▶ Stated problem: Review the material line by line. Identify and copy every line that contains the string "legend".

▶ Supplied entries:
★ ★ ★ ★

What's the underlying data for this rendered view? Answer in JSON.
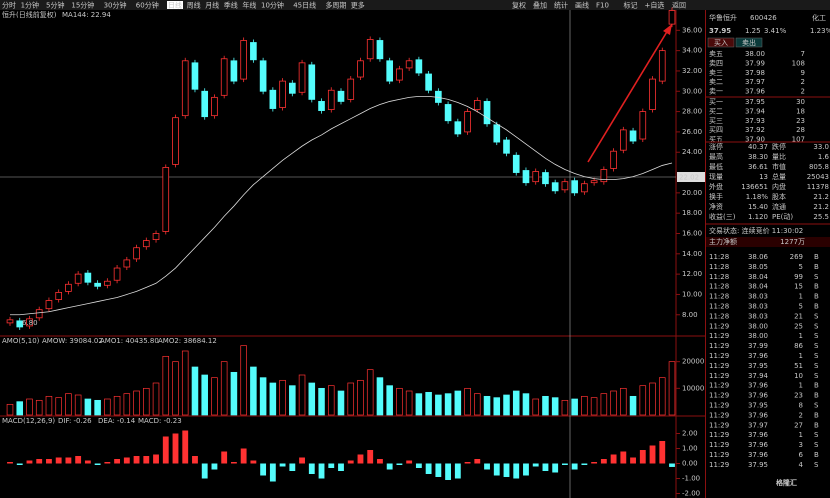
{
  "toolbar": {
    "tabs": [
      "分时",
      "1分钟",
      "5分钟",
      "15分钟",
      "30分钟",
      "60分钟",
      "日线",
      "周线",
      "月线",
      "季线",
      "年线",
      "10分钟",
      "45日线",
      "多周期",
      "更多"
    ],
    "tools": [
      "复权",
      "叠加",
      "统计",
      "画线",
      "F10",
      "标记",
      "+自选",
      "返回"
    ]
  },
  "price_panel": {
    "legend": "恒升(日线前复权)",
    "ma_label": "MA144: 22.94",
    "low_label": "6.80",
    "crosshair_label": "22.02",
    "ylim": [
      6.5,
      38
    ],
    "yticks": [
      {
        "value": 8,
        "label": "8.00"
      },
      {
        "value": 10,
        "label": "10.00"
      },
      {
        "value": 12,
        "label": "12.00"
      },
      {
        "value": 14,
        "label": "14.00"
      },
      {
        "value": 16,
        "label": "16.00"
      },
      {
        "value": 18,
        "label": "18.00"
      },
      {
        "value": 20,
        "label": "20.00"
      },
      {
        "value": 24,
        "label": "24.00"
      },
      {
        "value": 26,
        "label": "26.00"
      },
      {
        "value": 28,
        "label": "28.00"
      },
      {
        "value": 30,
        "label": "30.00"
      },
      {
        "value": 32,
        "label": "32.00"
      },
      {
        "value": 34,
        "label": "34.00"
      },
      {
        "value": 36,
        "label": "36.00"
      }
    ],
    "opens": [
      7.2,
      7.4,
      6.9,
      7.7,
      8.6,
      9.5,
      10.3,
      11.1,
      12.1,
      11.1,
      10.9,
      11.4,
      12.7,
      13.5,
      14.7,
      15.4,
      16.2,
      22.8,
      27.6,
      32.8,
      30.0,
      27.6,
      29.6,
      33.0,
      31.2,
      34.8,
      33.0,
      30.1,
      28.4,
      30.8,
      29.9,
      32.6,
      29.0,
      28.2,
      30.0,
      29.2,
      31.4,
      33.2,
      35.0,
      33.0,
      31.1,
      32.3,
      33.1,
      31.7,
      30.0,
      28.7,
      27.0,
      26.0,
      28.2,
      29.0,
      26.7,
      25.2,
      23.7,
      22.2,
      21.1,
      22.0,
      21.0,
      20.3,
      21.2,
      20.1,
      21.0,
      21.1,
      22.4,
      24.2,
      26.1,
      25.3,
      28.2,
      31.0,
      36.61
    ],
    "closes": [
      7.5,
      6.8,
      7.6,
      8.5,
      9.4,
      10.2,
      11.0,
      12.0,
      11.2,
      10.8,
      11.3,
      12.6,
      13.4,
      14.6,
      15.3,
      16.0,
      22.5,
      27.4,
      33.0,
      30.2,
      27.5,
      29.4,
      33.2,
      31.0,
      35.0,
      33.1,
      30.0,
      28.3,
      31.0,
      29.8,
      32.8,
      29.2,
      28.1,
      30.1,
      29.0,
      31.2,
      33.0,
      35.1,
      33.2,
      31.0,
      32.2,
      33.0,
      31.8,
      30.1,
      28.9,
      27.1,
      25.8,
      28.0,
      29.1,
      26.8,
      25.0,
      23.9,
      22.0,
      21.0,
      22.1,
      20.9,
      20.2,
      21.1,
      20.0,
      20.9,
      21.2,
      22.3,
      24.1,
      26.2,
      25.1,
      28.0,
      31.2,
      34.0,
      37.95
    ],
    "ma": [
      8.0,
      8.0,
      8.1,
      8.2,
      8.3,
      8.5,
      8.7,
      8.9,
      9.1,
      9.3,
      9.5,
      9.7,
      10.0,
      10.3,
      10.7,
      11.1,
      11.8,
      12.6,
      13.6,
      14.6,
      15.6,
      16.6,
      17.7,
      18.7,
      19.8,
      20.8,
      21.6,
      22.4,
      23.2,
      23.9,
      24.6,
      25.2,
      25.7,
      26.3,
      26.8,
      27.3,
      27.8,
      28.3,
      28.7,
      29.0,
      29.2,
      29.4,
      29.5,
      29.5,
      29.4,
      29.2,
      28.9,
      28.5,
      28.0,
      27.4,
      26.8,
      26.2,
      25.5,
      24.8,
      24.1,
      23.4,
      22.8,
      22.3,
      21.9,
      21.6,
      21.4,
      21.3,
      21.3,
      21.4,
      21.6,
      21.9,
      22.3,
      22.7,
      22.94
    ]
  },
  "volume_panel": {
    "legend": "AMO(5,10)",
    "items": [
      "AMOW: 39084.02",
      "AMO1: 40435.80",
      "AMO2: 38684.12"
    ],
    "ylim": [
      0,
      27000
    ],
    "yticks": [
      10000,
      20000
    ],
    "values": [
      4000,
      5000,
      6000,
      5500,
      7000,
      6500,
      8000,
      7500,
      6000,
      5500,
      6000,
      7000,
      8000,
      9000,
      10000,
      12000,
      22000,
      20000,
      24000,
      18000,
      15000,
      14000,
      20000,
      16000,
      26000,
      18000,
      14000,
      12000,
      13000,
      11000,
      15000,
      12000,
      10000,
      11000,
      9000,
      12000,
      13000,
      17000,
      14000,
      11000,
      10000,
      9000,
      8000,
      8500,
      7500,
      8000,
      9000,
      10000,
      8000,
      7000,
      6500,
      7500,
      9000,
      8000,
      6000,
      7000,
      6500,
      5500,
      6000,
      7000,
      6500,
      8000,
      9000,
      10000,
      7000,
      11000,
      12000,
      14000,
      20000
    ]
  },
  "macd_panel": {
    "legend": "MACD(12,26,9)",
    "items": [
      "DIF: -0.26",
      "DEA: -0.14",
      "MACD: -0.23"
    ],
    "ylim": [
      -2.3,
      2.9
    ],
    "yticks": [
      {
        "value": 2,
        "label": "2.00"
      },
      {
        "value": 1,
        "label": "1.00"
      },
      {
        "value": 0,
        "label": "0.00"
      },
      {
        "value": -1,
        "label": "-1.00"
      },
      {
        "value": -2,
        "label": "-2.00"
      }
    ],
    "values": [
      0.1,
      -0.1,
      0.2,
      0.3,
      0.3,
      0.4,
      0.4,
      0.5,
      0.2,
      -0.1,
      0.1,
      0.3,
      0.4,
      0.5,
      0.5,
      0.6,
      1.8,
      2.0,
      2.2,
      0.5,
      -1.0,
      -0.4,
      0.8,
      0.1,
      1.0,
      0.2,
      -0.8,
      -1.2,
      -0.2,
      -0.5,
      0.4,
      -0.7,
      -1.0,
      -0.3,
      -0.5,
      0.2,
      0.6,
      0.9,
      0.3,
      -0.4,
      -0.1,
      0.2,
      -0.3,
      -0.7,
      -0.9,
      -1.1,
      -1.0,
      0.1,
      0.3,
      -0.4,
      -0.8,
      -0.9,
      -1.0,
      -0.8,
      -0.2,
      -0.5,
      -0.6,
      -0.1,
      -0.4,
      -0.1,
      0.1,
      0.3,
      0.6,
      0.8,
      0.4,
      0.9,
      1.2,
      1.5,
      -0.23
    ]
  },
  "quote": {
    "name": "华鲁恒升",
    "code": "600426",
    "sector": "化工",
    "price": "37.95",
    "change": "1.25",
    "pct": "3.41%",
    "side_pct": "1.23%",
    "buttons": [
      "买入",
      "卖出"
    ],
    "asks": [
      [
        "卖五",
        "38.00",
        "7"
      ],
      [
        "卖四",
        "37.99",
        "108"
      ],
      [
        "卖三",
        "37.98",
        "9"
      ],
      [
        "卖二",
        "37.97",
        "2"
      ],
      [
        "卖一",
        "37.96",
        "2"
      ]
    ],
    "bids": [
      [
        "买一",
        "37.95",
        "30"
      ],
      [
        "买二",
        "37.94",
        "18"
      ],
      [
        "买三",
        "37.93",
        "23"
      ],
      [
        "买四",
        "37.92",
        "28"
      ],
      [
        "买五",
        "37.90",
        "107"
      ]
    ],
    "stats": [
      [
        "涨停",
        "40.37",
        "跌停",
        "33.0"
      ],
      [
        "最高",
        "38.30",
        "量比",
        "1.6"
      ],
      [
        "最低",
        "36.61",
        "市值",
        "805.8"
      ],
      [
        "现量",
        "13",
        "总量",
        "25043"
      ],
      [
        "外盘",
        "136651",
        "内盘",
        "11378"
      ],
      [
        "换手",
        "1.18%",
        "股本",
        "21.2"
      ],
      [
        "净资",
        "15.40",
        "流通",
        "21.2"
      ],
      [
        "收益(三)",
        "1.120",
        "PE(动)",
        "25.5"
      ]
    ],
    "status": "交易状态: 连续竞价 11:30:02",
    "net_label": "主力净额",
    "net_value": "1277万"
  },
  "trades": [
    [
      "11:28",
      "38.06",
      "269",
      "B"
    ],
    [
      "11:28",
      "38.05",
      "5",
      "B"
    ],
    [
      "11:28",
      "38.04",
      "99",
      "S"
    ],
    [
      "11:28",
      "38.04",
      "15",
      "B"
    ],
    [
      "11:28",
      "38.03",
      "1",
      "B"
    ],
    [
      "11:28",
      "38.03",
      "5",
      "B"
    ],
    [
      "11:28",
      "38.03",
      "21",
      "S"
    ],
    [
      "11:29",
      "38.00",
      "25",
      "S"
    ],
    [
      "11:29",
      "38.00",
      "1",
      "S"
    ],
    [
      "11:29",
      "37.99",
      "86",
      "S"
    ],
    [
      "11:29",
      "37.96",
      "1",
      "S"
    ],
    [
      "11:29",
      "37.95",
      "51",
      "S"
    ],
    [
      "11:29",
      "37.94",
      "10",
      "S"
    ],
    [
      "11:29",
      "37.96",
      "1",
      "B"
    ],
    [
      "11:29",
      "37.96",
      "23",
      "B"
    ],
    [
      "11:29",
      "37.95",
      "8",
      "S"
    ],
    [
      "11:29",
      "37.96",
      "2",
      "B"
    ],
    [
      "11:29",
      "37.97",
      "27",
      "B"
    ],
    [
      "11:29",
      "37.96",
      "1",
      "S"
    ],
    [
      "11:29",
      "37.96",
      "3",
      "S"
    ],
    [
      "11:29",
      "37.96",
      "6",
      "B"
    ],
    [
      "11:29",
      "37.95",
      "4",
      "S"
    ]
  ],
  "watermark": "格隆汇"
}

★ ★ ★ ★

▶ Reply to the exercise:
    "legend": "恒升(日线前复权)",
    "legend": "AMO(5,10)",
    "legend": "MACD(12,26,9)",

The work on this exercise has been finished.